*REQUIREMENTS*: Copy the lines verbatim, beginning with the line that contains "Extract all readable text from this page." and continuing through the end of the data, and only those lines.

*EXERCISE MATERIALS*:
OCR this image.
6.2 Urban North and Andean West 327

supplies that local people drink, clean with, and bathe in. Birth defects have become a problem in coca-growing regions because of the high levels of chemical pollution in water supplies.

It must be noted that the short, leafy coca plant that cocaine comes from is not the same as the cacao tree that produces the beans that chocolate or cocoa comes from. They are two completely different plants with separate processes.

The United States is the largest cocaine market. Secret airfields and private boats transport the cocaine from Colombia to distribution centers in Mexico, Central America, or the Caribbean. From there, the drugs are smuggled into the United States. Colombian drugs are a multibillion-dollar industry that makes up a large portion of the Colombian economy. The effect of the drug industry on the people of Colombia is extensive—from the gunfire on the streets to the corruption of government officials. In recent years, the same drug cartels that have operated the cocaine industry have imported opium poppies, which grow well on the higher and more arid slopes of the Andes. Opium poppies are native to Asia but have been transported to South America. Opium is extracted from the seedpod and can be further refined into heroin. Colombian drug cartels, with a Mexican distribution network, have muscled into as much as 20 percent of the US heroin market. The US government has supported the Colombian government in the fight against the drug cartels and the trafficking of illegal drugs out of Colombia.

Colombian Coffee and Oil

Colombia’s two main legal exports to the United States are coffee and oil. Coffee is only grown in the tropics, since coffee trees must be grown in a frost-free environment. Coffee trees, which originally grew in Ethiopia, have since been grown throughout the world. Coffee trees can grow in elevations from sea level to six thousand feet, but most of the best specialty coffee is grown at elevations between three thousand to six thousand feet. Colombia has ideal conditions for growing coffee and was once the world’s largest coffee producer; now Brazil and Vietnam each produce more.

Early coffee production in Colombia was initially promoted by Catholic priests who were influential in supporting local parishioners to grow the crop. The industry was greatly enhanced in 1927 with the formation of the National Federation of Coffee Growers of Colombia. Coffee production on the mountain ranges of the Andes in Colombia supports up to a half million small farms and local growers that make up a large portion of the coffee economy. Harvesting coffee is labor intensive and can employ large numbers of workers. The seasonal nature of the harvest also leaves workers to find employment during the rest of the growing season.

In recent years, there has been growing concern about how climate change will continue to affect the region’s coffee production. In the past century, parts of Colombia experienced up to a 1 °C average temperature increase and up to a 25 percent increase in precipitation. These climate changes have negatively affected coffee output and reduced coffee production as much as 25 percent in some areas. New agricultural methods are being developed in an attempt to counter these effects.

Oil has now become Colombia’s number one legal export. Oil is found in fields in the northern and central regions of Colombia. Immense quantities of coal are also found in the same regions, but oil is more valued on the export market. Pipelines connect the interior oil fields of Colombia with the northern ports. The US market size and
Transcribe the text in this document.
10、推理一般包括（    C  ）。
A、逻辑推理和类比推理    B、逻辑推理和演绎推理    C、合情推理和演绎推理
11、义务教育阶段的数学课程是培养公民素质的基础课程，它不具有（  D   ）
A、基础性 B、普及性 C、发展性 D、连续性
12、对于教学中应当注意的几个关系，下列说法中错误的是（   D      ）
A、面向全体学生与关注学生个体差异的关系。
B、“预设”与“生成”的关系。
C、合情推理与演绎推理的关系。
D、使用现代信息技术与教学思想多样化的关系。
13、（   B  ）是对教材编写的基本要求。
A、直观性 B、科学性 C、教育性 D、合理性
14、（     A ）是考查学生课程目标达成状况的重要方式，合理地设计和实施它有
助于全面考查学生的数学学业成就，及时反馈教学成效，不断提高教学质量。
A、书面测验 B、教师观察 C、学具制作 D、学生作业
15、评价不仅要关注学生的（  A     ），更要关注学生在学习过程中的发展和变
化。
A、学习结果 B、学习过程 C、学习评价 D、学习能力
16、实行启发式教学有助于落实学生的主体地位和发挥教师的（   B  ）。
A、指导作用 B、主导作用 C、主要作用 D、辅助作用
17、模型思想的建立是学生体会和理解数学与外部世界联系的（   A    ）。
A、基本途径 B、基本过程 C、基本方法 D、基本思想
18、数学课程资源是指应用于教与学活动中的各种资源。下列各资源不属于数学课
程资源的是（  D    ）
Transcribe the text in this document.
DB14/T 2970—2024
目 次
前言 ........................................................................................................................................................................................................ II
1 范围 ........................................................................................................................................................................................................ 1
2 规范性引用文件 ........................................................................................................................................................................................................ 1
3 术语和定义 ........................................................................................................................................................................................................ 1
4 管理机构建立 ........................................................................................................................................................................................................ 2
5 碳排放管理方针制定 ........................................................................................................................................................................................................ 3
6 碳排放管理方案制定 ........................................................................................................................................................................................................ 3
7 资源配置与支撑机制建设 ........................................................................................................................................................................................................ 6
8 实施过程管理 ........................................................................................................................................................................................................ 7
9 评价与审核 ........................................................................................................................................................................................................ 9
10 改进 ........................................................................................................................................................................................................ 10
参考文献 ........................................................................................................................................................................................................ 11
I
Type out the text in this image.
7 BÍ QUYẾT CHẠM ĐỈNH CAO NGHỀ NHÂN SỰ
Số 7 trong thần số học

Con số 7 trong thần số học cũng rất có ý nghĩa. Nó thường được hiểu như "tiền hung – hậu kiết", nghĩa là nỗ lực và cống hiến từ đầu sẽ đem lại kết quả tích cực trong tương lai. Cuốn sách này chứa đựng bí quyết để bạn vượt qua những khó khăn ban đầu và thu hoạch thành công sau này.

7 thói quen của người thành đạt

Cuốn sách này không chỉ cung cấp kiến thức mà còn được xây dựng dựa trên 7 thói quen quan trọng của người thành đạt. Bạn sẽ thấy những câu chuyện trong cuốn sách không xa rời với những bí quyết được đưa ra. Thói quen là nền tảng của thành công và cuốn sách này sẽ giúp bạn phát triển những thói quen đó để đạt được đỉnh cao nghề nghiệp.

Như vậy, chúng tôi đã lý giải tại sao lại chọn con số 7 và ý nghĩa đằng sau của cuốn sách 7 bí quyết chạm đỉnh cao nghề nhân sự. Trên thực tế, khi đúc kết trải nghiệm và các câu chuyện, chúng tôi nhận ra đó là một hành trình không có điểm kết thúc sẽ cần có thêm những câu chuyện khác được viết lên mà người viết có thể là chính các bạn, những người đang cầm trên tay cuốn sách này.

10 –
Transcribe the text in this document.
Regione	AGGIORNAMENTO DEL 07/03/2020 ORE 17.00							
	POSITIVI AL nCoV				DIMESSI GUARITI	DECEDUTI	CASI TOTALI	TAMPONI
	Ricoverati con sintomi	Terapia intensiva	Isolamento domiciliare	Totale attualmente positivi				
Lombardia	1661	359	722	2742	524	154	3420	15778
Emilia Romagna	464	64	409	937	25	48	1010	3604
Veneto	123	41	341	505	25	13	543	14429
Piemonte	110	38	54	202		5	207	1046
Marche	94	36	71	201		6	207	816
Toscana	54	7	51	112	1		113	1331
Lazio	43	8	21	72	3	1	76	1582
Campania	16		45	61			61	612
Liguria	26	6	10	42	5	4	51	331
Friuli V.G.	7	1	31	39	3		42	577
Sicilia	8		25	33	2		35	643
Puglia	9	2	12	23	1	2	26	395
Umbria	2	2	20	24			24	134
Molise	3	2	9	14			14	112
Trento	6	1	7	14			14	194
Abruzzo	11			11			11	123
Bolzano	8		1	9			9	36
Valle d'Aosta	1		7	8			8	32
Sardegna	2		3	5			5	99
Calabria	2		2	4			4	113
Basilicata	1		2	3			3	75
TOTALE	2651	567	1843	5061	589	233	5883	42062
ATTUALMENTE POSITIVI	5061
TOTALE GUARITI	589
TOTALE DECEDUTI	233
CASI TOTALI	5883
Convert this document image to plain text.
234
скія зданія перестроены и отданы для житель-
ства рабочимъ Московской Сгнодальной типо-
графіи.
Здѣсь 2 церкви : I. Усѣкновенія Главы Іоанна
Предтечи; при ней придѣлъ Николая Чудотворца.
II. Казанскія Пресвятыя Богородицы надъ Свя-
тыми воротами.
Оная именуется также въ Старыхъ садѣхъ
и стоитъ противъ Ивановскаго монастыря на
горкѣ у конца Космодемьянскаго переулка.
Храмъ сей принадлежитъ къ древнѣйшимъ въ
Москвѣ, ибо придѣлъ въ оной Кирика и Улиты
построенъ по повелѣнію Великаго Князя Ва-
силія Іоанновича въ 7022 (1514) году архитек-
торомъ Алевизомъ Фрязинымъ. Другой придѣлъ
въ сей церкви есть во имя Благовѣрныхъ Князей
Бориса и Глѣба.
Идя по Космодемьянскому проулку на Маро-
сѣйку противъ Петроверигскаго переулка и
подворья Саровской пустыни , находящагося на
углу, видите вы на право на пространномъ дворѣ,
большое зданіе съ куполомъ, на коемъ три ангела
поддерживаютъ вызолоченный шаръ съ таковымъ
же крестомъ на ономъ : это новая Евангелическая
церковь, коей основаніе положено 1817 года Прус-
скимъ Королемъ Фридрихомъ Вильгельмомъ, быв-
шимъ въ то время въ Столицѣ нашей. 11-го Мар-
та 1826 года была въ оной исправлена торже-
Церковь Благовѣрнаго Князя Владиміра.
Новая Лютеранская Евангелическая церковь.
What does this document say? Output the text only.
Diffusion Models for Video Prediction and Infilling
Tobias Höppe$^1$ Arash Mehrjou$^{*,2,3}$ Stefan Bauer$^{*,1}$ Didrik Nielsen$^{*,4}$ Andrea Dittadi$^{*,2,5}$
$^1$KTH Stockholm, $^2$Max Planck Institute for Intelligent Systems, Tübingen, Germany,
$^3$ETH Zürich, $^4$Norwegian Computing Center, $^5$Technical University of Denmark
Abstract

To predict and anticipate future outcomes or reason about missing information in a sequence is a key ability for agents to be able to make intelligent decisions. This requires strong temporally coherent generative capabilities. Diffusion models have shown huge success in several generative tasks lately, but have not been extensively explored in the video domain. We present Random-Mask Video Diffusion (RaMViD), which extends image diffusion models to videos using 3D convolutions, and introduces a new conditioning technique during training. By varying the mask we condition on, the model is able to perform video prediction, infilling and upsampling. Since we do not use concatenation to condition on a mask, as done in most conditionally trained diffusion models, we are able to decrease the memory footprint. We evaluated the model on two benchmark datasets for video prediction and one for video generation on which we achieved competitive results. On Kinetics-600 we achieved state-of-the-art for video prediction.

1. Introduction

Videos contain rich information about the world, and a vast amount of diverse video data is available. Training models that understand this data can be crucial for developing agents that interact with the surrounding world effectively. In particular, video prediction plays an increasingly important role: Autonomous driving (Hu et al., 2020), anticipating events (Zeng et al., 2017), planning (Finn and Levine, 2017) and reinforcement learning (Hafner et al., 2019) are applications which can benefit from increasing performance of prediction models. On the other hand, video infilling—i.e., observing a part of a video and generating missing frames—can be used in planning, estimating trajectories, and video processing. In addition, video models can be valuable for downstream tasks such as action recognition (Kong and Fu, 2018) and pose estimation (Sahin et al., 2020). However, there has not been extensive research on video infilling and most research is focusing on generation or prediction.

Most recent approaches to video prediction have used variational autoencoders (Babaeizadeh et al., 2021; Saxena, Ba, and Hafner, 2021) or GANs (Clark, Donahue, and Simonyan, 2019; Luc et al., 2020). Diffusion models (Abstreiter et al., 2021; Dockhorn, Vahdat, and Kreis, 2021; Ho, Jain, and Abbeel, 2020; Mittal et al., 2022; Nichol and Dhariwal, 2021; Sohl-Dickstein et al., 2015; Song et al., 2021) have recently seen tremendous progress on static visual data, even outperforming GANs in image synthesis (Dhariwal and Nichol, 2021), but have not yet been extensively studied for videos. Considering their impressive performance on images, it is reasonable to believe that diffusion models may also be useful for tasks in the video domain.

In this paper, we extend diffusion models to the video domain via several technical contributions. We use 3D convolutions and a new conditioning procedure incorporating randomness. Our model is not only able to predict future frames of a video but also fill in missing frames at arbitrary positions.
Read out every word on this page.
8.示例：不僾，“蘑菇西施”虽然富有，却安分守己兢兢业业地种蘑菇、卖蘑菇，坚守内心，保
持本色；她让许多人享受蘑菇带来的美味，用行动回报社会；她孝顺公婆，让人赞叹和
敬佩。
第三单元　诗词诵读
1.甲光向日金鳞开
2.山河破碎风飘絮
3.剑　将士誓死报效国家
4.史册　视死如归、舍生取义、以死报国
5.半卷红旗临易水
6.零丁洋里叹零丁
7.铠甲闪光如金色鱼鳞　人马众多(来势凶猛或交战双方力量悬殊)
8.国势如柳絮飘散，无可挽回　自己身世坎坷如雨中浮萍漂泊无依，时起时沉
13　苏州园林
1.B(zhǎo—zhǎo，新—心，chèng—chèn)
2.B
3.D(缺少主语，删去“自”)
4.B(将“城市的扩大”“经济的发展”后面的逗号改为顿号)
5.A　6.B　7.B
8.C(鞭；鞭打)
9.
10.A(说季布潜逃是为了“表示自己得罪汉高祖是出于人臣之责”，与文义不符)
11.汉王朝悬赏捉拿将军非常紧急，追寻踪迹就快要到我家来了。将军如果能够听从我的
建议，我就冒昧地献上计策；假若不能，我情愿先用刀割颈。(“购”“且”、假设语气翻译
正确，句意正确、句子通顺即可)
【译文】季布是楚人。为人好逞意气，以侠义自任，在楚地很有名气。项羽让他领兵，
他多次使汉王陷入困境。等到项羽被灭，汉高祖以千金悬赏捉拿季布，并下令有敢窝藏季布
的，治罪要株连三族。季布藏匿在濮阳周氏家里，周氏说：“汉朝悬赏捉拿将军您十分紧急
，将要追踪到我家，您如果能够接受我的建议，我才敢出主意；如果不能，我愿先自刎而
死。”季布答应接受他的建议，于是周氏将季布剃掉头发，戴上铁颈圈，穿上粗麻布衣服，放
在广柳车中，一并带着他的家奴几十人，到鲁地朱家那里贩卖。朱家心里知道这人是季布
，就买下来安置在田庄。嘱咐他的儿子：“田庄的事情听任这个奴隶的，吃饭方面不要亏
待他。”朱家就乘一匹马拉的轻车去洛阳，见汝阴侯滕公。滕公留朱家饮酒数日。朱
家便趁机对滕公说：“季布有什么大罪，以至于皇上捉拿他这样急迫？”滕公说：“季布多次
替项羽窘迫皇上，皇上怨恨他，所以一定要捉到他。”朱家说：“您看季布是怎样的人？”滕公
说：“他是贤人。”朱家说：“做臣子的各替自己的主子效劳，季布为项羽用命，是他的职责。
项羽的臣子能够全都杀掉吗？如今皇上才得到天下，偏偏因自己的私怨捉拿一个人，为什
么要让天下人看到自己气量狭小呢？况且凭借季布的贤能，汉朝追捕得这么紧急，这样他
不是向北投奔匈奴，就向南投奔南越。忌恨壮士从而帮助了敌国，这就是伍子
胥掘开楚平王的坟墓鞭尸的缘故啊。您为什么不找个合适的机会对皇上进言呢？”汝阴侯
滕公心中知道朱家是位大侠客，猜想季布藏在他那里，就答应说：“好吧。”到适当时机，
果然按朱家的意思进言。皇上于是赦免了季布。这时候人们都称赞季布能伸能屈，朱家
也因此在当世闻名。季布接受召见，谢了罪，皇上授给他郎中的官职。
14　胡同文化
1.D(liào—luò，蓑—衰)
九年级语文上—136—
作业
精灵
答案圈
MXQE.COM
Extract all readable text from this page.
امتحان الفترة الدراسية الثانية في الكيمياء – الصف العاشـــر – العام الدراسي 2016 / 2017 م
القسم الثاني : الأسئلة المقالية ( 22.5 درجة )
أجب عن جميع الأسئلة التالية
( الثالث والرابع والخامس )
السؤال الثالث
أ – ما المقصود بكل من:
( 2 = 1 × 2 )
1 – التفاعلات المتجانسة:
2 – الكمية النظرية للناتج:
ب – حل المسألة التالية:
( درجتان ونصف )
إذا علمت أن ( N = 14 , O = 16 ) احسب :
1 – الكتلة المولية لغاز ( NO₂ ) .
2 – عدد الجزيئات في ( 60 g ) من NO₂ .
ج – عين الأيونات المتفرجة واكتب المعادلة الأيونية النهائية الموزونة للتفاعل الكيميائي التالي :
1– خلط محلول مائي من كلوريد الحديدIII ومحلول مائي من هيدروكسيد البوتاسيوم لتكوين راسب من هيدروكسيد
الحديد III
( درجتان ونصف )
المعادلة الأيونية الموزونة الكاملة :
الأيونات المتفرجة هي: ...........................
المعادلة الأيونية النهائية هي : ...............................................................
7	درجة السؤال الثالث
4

*REPLY*:
Extract all readable text from this page.
امتحان الفترة الدراسية الثانية في الكيمياء – الصف العاشـــر – العام الدراسي 2016 / 2017 م
القسم الثاني : الأسئلة المقالية ( 22.5 درجة )
أجب عن جميع الأسئلة التالية
( الثالث والرابع والخامس )
السؤال الثالث
أ – ما المقصود بكل من:
( 2 = 1 × 2 )
1 – التفاعلات المتجانسة:
2 – الكمية النظرية للناتج:
ب – حل المسألة التالية:
( درجتان ونصف )
إذا علمت أن ( N = 14 , O = 16 ) احسب :
1 – الكتلة المولية لغاز ( NO₂ ) .
2 – عدد الجزيئات في ( 60 g ) من NO₂ .
ج – عين الأيونات المتفرجة واكتب المعادلة الأيونية النهائية الموزونة للتفاعل الكيميائي التالي :
1– خلط محلول مائي من كلوريد الحديدIII ومحلول مائي من هيدروكسيد البوتاسيوم لتكوين راسب من هيدروكسيد
الحديد III
( درجتان ونصف )
المعادلة الأيونية الموزونة الكاملة :
الأيونات المتفرجة هي: ...........................
المعادلة الأيونية النهائية هي : ...............................................................
7	درجة السؤال الثالث
4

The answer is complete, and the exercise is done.